(Collected data entries)
========================================================================
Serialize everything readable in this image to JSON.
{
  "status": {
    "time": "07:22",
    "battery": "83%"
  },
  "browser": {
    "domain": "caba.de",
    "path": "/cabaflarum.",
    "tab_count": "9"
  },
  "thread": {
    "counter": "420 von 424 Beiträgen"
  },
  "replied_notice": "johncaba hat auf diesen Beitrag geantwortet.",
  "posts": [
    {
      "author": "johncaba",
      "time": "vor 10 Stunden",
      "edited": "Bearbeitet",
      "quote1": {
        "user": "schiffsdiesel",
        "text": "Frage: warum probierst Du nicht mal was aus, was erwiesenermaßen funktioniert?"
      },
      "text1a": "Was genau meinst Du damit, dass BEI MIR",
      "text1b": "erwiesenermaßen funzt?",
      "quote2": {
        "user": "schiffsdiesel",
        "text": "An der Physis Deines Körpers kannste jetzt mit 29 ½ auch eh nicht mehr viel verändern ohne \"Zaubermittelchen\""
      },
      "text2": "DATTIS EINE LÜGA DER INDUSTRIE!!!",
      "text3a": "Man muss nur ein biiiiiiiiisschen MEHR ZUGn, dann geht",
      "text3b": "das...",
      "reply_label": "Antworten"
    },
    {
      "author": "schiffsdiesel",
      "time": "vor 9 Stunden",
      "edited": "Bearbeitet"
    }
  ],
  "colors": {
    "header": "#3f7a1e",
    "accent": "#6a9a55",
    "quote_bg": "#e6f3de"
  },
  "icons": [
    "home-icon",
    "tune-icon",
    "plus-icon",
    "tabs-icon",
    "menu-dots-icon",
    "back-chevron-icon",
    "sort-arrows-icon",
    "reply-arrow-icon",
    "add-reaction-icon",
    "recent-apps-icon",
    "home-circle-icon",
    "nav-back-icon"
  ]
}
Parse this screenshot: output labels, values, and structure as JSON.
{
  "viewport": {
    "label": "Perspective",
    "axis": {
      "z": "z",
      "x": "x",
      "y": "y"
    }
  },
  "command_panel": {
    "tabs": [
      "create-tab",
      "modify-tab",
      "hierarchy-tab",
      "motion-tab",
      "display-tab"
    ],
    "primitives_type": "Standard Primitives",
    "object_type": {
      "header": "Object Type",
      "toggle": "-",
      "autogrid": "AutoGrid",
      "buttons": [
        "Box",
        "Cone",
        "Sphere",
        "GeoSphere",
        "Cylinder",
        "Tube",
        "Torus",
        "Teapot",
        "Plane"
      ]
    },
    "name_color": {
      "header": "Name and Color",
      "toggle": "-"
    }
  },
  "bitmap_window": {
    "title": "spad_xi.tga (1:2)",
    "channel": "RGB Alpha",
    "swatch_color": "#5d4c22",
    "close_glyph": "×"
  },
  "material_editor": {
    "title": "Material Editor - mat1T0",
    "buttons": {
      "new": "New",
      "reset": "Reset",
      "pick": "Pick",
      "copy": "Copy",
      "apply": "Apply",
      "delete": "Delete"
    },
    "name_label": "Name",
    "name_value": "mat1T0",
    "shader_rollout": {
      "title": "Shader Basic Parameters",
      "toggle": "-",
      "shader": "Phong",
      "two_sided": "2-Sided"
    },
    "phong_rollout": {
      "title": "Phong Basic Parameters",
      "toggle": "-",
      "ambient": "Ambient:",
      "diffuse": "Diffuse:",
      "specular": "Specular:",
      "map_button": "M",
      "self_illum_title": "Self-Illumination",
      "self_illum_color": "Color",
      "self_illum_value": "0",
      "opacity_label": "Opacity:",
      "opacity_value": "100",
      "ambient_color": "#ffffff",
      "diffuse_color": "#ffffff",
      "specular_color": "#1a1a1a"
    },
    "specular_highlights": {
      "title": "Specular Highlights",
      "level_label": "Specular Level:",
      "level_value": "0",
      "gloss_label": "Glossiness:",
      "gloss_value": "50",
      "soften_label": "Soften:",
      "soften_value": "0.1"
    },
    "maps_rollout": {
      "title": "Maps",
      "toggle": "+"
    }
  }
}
========================================================================
Instruction
Extract all of the data above and output it character for character.

Task result
Serialize everything readable in this image to JSON.
{
  "status": {
    "time": "07:22",
    "battery": "83%"
  },
  "browser": {
    "domain": "caba.de",
    "path": "/cabaflarum.",
    "tab_count": "9"
  },
  "thread": {
    "counter": "420 von 424 Beiträgen"
  },
  "replied_notice": "johncaba hat auf diesen Beitrag geantwortet.",
  "posts": [
    {
      "author": "johncaba",
      "time": "vor 10 Stunden",
      "edited": "Bearbeitet",
      "quote1": {
        "user": "schiffsdiesel",
        "text": "Frage: warum probierst Du nicht mal was aus, was erwiesenermaßen funktioniert?"
      },
      "text1a": "Was genau meinst Du damit, dass BEI MIR",
      "text1b": "erwiesenermaßen funzt?",
      "quote2": {
        "user": "schiffsdiesel",
        "text": "An der Physis Deines Körpers kannste jetzt mit 29 ½ auch eh nicht mehr viel verändern ohne \"Zaubermittelchen\""
      },
      "text2": "DATTIS EINE LÜGA DER INDUSTRIE!!!",
      "text3a": "Man muss nur ein biiiiiiiiisschen MEHR ZUGn, dann geht",
      "text3b": "das...",
      "reply_label": "Antworten"
    },
    {
      "author": "schiffsdiesel",
      "time": "vor 9 Stunden",
      "edited": "Bearbeitet"
    }
  ],
  "colors": {
    "header": "#3f7a1e",
    "accent": "#6a9a55",
    "quote_bg": "#e6f3de"
  },
  "icons": [
    "home-icon",
    "tune-icon",
    "plus-icon",
    "tabs-icon",
    "menu-dots-icon",
    "back-chevron-icon",
    "sort-arrows-icon",
    "reply-arrow-icon",
    "add-reaction-icon",
    "recent-apps-icon",
    "home-circle-icon",
    "nav-back-icon"
  ]
}
Parse this screenshot: output labels, values, and structure as JSON.
{
  "viewport": {
    "label": "Perspective",
    "axis": {
      "z": "z",
      "x": "x",
      "y": "y"
    }
  },
  "command_panel": {
    "tabs": [
      "create-tab",
      "modify-tab",
      "hierarchy-tab",
      "motion-tab",
      "display-tab"
    ],
    "primitives_type": "Standard Primitives",
    "object_type": {
      "header": "Object Type",
      "toggle": "-",
      "autogrid": "AutoGrid",
      "buttons": [
        "Box",
        "Cone",
        "Sphere",
        "GeoSphere",
        "Cylinder",
        "Tube",
        "Torus",
        "Teapot",
        "Plane"
      ]
    },
    "name_color": {
      "header": "Name and Color",
      "toggle": "-"
    }
  },
  "bitmap_window": {
    "title": "spad_xi.tga (1:2)",
    "channel": "RGB Alpha",
    "swatch_color": "#5d4c22",
    "close_glyph": "×"
  },
  "material_editor": {
    "title": "Material Editor - mat1T0",
    "buttons": {
      "new": "New",
      "reset": "Reset",
      "pick": "Pick",
      "copy": "Copy",
      "apply": "Apply",
      "delete": "Delete"
    },
    "name_label": "Name",
    "name_value": "mat1T0",
    "shader_rollout": {
      "title": "Shader Basic Parameters",
      "toggle": "-",
      "shader": "Phong",
      "two_sided": "2-Sided"
    },
    "phong_rollout": {
      "title": "Phong Basic Parameters",
      "toggle": "-",
      "ambient": "Ambient:",
      "diffuse": "Diffuse:",
      "specular": "Specular:",
      "map_button": "M",
      "self_illum_title": "Self-Illumination",
      "self_illum_color": "Color",
      "self_illum_value": "0",
      "opacity_label": "Opacity:",
      "opacity_value": "100",
      "ambient_color": "#ffffff",
      "diffuse_color": "#ffffff",
      "specular_color": "#1a1a1a"
    },
    "specular_highlights": {
      "title": "Specular Highlights",
      "level_label": "Specular Level:",
      "level_value": "0",
      "gloss_label": "Glossiness:",
      "gloss_value": "50",
      "soften_label": "Soften:",
      "soften_value": "0.1"
    },
    "maps_rollout": {
      "title": "Maps",
      "toggle": "+"
    }
  }
}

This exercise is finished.